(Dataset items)
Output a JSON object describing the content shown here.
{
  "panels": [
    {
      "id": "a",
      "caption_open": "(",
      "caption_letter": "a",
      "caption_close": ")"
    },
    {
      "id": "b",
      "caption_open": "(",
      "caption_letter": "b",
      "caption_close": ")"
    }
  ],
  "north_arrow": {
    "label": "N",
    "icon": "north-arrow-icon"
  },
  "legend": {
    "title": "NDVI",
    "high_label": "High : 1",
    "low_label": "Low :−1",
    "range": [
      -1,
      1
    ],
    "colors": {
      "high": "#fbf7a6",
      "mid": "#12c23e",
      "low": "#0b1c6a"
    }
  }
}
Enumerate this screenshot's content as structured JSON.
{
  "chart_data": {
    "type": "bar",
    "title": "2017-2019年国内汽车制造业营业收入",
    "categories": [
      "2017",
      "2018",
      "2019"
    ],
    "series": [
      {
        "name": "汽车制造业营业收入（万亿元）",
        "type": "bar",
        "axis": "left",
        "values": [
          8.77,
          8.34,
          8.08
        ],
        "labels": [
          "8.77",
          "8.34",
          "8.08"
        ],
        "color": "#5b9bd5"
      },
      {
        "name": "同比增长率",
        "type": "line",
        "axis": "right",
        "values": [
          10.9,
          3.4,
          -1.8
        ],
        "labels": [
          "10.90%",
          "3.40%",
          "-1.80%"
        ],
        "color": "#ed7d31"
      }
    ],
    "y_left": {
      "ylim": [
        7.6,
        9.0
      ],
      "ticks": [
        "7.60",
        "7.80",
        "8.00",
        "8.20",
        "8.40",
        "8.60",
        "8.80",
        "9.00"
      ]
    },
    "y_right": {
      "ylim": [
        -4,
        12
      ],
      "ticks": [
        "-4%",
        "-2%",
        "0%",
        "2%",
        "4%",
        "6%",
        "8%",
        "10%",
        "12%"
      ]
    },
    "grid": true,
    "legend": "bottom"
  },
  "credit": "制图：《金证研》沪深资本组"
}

Given request: Reproduce every record, matching each line exactly.

Reply to the exercise:
Output a JSON object describing the content shown here.
{
  "panels": [
    {
      "id": "a",
      "caption_open": "(",
      "caption_letter": "a",
      "caption_close": ")"
    },
    {
      "id": "b",
      "caption_open": "(",
      "caption_letter": "b",
      "caption_close": ")"
    }
  ],
  "north_arrow": {
    "label": "N",
    "icon": "north-arrow-icon"
  },
  "legend": {
    "title": "NDVI",
    "high_label": "High : 1",
    "low_label": "Low :−1",
    "range": [
      -1,
      1
    ],
    "colors": {
      "high": "#fbf7a6",
      "mid": "#12c23e",
      "low": "#0b1c6a"
    }
  }
}
Enumerate this screenshot's content as structured JSON.
{
  "chart_data": {
    "type": "bar",
    "title": "2017-2019年国内汽车制造业营业收入",
    "categories": [
      "2017",
      "2018",
      "2019"
    ],
    "series": [
      {
        "name": "汽车制造业营业收入（万亿元）",
        "type": "bar",
        "axis": "left",
        "values": [
          8.77,
          8.34,
          8.08
        ],
        "labels": [
          "8.77",
          "8.34",
          "8.08"
        ],
        "color": "#5b9bd5"
      },
      {
        "name": "同比增长率",
        "type": "line",
        "axis": "right",
        "values": [
          10.9,
          3.4,
          -1.8
        ],
        "labels": [
          "10.90%",
          "3.40%",
          "-1.80%"
        ],
        "color": "#ed7d31"
      }
    ],
    "y_left": {
      "ylim": [
        7.6,
        9.0
      ],
      "ticks": [
        "7.60",
        "7.80",
        "8.00",
        "8.20",
        "8.40",
        "8.60",
        "8.80",
        "9.00"
      ]
    },
    "y_right": {
      "ylim": [
        -4,
        12
      ],
      "ticks": [
        "-4%",
        "-2%",
        "0%",
        "2%",
        "4%",
        "6%",
        "8%",
        "10%",
        "12%"
      ]
    },
    "grid": true,
    "legend": "bottom"
  },
  "credit": "制图：《金证研》沪深资本组"
}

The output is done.